→ Record list:
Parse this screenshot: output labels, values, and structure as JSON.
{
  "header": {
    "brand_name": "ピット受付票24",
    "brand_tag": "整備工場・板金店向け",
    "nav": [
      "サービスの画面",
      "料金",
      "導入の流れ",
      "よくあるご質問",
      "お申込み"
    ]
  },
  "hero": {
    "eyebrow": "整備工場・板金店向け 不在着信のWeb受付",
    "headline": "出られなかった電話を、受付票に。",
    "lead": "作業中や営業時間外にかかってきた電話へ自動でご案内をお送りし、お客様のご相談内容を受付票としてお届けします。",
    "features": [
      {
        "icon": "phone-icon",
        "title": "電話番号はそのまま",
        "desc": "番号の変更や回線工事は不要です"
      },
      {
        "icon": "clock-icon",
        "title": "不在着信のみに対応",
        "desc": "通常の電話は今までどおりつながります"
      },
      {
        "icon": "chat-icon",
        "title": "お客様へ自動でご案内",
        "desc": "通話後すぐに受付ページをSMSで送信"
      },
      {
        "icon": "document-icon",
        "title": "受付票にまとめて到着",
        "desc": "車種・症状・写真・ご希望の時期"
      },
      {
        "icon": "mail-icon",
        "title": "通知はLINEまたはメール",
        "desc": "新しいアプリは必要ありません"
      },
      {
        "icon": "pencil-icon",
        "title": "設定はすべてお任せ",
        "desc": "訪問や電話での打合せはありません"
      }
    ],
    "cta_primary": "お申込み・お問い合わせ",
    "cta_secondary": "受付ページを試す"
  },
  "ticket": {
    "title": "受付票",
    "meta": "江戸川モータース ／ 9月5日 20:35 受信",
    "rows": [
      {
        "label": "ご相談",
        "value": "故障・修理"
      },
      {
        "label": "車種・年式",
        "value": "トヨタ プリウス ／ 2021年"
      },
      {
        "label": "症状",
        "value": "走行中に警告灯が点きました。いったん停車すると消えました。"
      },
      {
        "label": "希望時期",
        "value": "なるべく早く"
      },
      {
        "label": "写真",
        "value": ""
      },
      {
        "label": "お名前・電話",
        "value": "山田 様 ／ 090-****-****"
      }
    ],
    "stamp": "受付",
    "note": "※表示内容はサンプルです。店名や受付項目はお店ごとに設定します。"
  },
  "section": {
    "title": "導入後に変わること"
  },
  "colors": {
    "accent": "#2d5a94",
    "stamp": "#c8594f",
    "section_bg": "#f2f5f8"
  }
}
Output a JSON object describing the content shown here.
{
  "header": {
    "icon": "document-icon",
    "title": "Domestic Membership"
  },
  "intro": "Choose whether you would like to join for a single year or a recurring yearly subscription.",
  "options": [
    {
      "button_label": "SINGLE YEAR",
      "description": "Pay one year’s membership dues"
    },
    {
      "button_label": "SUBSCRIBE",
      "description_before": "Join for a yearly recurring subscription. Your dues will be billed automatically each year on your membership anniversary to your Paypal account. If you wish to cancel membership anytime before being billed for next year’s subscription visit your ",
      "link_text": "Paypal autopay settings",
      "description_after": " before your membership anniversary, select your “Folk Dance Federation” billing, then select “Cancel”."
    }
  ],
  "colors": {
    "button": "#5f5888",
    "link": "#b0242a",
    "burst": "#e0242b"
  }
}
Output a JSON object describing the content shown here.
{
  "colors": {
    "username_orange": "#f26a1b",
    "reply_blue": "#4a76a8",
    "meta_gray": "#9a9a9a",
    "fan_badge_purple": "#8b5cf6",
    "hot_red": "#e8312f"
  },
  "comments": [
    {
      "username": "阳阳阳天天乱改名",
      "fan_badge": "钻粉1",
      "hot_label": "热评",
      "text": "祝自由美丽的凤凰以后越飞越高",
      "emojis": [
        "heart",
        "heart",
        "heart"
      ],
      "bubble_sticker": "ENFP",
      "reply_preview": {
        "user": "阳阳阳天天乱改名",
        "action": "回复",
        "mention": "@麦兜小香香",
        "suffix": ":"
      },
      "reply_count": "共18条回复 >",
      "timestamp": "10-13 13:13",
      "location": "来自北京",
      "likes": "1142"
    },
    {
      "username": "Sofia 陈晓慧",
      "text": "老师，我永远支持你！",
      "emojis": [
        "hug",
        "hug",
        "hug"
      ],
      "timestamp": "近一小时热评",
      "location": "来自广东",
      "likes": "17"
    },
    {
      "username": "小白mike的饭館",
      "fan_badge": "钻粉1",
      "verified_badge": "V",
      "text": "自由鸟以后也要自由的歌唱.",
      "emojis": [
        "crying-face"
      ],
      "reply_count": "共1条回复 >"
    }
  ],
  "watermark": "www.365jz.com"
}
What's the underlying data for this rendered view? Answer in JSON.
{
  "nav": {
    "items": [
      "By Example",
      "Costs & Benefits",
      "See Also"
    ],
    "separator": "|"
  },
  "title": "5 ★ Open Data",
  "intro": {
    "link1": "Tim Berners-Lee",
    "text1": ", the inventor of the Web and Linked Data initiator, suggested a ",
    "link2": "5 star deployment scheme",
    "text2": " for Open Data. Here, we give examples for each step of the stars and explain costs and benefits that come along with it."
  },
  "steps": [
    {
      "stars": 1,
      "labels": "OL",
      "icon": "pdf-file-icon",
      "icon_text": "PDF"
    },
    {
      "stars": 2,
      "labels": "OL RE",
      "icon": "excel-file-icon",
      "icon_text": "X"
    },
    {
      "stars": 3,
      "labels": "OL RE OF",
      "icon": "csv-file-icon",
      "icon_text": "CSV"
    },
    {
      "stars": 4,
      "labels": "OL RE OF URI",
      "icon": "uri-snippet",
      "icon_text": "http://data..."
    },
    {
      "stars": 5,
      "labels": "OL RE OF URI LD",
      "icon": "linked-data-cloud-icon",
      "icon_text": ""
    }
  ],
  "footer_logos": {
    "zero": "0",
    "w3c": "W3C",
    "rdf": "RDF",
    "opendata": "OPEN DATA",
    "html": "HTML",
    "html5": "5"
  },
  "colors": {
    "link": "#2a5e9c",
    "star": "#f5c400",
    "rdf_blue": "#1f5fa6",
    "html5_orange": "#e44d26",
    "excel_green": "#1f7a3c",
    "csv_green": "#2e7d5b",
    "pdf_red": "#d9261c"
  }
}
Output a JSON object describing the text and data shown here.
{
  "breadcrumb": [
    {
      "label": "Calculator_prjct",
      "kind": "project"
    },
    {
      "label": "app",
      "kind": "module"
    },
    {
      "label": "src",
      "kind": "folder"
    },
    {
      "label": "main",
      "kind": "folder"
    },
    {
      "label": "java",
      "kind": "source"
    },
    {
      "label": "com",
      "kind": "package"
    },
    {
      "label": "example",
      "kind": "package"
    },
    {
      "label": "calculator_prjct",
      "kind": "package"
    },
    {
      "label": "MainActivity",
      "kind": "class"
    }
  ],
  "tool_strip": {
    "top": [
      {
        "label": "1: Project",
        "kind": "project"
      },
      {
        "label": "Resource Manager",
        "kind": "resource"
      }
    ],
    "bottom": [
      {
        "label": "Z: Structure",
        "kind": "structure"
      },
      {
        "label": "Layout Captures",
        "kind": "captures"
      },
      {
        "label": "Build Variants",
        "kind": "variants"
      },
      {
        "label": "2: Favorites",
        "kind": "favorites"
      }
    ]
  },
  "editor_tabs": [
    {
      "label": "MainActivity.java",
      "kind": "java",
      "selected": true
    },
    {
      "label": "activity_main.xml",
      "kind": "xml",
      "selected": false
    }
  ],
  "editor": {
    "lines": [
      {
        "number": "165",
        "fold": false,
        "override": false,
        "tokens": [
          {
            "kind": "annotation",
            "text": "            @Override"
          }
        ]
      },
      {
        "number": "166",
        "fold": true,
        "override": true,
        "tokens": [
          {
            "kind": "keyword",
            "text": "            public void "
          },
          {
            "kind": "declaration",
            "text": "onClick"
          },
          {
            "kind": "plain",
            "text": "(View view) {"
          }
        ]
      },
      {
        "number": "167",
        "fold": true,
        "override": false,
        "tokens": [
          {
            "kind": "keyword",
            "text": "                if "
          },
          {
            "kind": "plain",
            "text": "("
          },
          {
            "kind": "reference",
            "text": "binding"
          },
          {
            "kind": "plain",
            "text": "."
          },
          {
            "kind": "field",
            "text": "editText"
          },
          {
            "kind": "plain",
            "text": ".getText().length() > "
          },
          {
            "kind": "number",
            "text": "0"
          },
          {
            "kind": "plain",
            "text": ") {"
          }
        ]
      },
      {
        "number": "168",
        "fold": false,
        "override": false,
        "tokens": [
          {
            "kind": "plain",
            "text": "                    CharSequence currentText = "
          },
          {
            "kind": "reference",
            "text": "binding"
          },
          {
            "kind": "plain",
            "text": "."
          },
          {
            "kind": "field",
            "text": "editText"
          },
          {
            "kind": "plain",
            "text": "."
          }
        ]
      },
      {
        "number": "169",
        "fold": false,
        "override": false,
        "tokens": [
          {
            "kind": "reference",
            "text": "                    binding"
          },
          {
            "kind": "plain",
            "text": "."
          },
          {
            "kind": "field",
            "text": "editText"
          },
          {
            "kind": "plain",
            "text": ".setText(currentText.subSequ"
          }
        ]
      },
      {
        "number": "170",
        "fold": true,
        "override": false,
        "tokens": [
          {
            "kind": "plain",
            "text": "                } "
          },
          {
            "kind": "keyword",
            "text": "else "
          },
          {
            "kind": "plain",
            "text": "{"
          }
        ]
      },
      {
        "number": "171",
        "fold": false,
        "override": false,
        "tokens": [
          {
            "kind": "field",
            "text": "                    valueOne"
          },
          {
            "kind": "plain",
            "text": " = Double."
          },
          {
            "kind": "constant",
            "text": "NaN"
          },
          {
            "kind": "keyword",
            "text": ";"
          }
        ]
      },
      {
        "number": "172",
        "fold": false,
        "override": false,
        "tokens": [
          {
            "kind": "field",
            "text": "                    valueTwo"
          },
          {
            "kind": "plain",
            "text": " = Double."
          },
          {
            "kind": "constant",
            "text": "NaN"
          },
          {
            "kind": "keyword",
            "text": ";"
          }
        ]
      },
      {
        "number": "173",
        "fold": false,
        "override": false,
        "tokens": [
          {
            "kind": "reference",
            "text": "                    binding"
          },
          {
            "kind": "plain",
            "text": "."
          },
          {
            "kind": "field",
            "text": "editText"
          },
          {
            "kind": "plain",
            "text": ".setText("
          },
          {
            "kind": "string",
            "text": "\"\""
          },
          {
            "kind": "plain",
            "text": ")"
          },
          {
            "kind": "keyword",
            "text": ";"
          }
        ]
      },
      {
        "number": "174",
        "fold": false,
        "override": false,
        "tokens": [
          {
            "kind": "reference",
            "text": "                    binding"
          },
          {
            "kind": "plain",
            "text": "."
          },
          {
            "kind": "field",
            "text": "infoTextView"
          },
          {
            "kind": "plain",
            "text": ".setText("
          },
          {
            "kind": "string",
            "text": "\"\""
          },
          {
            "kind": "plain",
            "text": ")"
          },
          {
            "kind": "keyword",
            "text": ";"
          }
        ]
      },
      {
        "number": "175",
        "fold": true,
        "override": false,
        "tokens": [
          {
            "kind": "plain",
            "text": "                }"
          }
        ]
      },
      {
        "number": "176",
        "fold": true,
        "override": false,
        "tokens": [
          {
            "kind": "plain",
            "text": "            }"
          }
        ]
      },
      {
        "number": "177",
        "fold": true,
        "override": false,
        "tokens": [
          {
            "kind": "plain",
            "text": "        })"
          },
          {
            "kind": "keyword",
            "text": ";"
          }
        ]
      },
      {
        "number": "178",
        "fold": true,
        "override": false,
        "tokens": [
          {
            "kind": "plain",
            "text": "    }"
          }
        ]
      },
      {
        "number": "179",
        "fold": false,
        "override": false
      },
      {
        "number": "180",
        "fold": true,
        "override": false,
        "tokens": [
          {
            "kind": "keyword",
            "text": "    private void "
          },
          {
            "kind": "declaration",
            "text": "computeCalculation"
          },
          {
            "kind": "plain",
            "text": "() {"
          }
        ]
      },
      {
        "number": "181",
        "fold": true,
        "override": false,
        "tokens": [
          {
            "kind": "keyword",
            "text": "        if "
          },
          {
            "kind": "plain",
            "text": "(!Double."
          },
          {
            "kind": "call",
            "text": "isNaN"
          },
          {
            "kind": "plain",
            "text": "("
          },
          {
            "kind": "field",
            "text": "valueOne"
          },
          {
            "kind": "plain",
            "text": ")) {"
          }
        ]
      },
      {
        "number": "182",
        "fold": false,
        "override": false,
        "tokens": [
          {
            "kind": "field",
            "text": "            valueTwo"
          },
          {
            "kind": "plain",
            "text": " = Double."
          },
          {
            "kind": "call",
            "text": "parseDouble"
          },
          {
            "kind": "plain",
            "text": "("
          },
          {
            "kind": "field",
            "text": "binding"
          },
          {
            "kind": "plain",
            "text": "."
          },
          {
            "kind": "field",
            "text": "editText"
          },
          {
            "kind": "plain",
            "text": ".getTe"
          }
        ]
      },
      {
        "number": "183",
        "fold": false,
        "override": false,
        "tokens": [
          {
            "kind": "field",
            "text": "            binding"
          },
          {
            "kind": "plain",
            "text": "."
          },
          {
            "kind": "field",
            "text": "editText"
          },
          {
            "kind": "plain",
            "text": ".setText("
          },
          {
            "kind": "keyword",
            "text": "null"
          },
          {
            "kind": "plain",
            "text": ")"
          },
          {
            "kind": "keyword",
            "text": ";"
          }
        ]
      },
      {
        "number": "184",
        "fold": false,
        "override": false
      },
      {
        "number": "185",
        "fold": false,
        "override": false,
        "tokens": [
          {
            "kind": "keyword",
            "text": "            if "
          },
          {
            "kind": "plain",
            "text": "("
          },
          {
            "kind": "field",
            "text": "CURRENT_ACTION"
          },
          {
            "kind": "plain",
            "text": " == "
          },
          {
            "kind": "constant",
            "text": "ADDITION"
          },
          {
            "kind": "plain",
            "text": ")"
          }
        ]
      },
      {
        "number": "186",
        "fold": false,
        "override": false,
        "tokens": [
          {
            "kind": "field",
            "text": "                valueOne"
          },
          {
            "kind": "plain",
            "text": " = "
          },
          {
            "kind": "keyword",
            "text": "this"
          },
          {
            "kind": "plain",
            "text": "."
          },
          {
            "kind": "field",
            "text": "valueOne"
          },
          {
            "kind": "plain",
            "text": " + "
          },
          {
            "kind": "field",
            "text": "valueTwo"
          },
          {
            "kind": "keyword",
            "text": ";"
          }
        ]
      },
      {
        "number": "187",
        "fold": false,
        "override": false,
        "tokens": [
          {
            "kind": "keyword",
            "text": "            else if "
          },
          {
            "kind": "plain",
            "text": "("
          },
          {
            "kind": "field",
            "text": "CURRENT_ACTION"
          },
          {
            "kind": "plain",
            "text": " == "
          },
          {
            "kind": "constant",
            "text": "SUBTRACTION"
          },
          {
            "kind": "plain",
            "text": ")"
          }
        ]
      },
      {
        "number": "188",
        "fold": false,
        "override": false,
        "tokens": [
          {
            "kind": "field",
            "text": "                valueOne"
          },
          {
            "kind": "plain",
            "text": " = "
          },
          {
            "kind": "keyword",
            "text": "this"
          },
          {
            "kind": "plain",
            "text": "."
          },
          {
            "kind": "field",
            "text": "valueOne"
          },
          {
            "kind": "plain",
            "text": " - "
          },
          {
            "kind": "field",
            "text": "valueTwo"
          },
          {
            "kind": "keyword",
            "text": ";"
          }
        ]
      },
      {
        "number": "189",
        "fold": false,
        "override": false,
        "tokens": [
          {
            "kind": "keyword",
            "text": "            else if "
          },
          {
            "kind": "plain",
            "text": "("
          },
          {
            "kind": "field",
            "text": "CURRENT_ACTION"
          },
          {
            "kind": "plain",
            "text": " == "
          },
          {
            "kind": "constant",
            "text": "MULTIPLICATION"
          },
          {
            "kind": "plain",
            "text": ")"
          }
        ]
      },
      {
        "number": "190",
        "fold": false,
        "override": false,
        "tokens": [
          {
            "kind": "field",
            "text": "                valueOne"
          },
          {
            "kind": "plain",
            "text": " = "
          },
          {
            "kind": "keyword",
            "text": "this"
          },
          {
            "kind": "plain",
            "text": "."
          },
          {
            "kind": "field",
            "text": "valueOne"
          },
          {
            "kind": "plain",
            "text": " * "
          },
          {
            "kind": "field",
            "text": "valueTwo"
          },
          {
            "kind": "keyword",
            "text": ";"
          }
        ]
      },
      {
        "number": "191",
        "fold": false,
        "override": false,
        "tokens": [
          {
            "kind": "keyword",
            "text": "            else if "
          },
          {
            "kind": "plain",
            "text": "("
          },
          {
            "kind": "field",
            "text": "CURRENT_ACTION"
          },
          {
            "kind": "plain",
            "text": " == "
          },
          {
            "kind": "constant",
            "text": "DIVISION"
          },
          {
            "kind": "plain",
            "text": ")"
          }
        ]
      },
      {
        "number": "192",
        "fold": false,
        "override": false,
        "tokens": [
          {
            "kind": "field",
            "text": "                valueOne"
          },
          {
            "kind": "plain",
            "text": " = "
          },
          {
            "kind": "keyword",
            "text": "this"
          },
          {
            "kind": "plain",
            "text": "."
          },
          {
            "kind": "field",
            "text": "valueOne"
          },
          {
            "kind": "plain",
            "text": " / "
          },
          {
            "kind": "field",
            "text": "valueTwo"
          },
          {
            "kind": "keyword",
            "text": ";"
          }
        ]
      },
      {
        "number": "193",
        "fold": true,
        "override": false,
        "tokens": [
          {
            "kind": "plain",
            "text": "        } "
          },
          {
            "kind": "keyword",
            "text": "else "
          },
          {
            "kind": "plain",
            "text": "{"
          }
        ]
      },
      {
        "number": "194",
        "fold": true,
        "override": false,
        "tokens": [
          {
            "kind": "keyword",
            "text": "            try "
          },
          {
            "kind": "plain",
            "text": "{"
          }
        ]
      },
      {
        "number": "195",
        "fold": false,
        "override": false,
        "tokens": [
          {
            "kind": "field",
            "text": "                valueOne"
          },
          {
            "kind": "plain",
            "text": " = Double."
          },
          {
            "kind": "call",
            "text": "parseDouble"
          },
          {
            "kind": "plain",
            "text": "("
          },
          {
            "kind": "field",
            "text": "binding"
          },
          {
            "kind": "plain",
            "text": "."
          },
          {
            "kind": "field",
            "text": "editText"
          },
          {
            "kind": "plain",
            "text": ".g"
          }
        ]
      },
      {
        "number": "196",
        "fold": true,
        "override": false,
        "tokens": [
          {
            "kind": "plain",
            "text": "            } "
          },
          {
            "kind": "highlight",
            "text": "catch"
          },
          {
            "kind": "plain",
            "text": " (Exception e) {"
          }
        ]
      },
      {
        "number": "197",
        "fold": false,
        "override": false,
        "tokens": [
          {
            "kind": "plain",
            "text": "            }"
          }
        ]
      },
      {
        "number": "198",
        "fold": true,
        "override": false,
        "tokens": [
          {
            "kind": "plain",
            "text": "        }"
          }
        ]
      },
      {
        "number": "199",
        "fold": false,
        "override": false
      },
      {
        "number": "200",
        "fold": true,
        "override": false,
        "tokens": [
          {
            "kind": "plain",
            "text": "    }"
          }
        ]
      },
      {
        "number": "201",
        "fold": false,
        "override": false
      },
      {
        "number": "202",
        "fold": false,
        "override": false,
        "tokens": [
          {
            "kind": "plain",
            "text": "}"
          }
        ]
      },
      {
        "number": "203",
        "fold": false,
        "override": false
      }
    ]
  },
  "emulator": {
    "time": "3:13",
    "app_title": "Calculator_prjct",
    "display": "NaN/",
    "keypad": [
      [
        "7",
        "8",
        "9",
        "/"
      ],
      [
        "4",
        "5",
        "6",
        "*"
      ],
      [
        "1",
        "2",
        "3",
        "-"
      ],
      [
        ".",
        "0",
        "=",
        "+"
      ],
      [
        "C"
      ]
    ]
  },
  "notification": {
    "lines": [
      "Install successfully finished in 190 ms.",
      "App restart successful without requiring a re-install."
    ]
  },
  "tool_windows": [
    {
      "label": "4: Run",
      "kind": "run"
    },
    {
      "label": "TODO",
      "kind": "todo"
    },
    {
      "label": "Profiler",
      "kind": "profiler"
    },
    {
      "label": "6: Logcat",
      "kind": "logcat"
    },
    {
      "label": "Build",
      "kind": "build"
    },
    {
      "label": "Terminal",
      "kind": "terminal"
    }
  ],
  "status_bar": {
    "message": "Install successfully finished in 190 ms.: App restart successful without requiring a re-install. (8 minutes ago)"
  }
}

→ What you are asked to do:
Work out the number of lines above that include the string "Paypal" and write only that number.

→ Response for this exercise:
2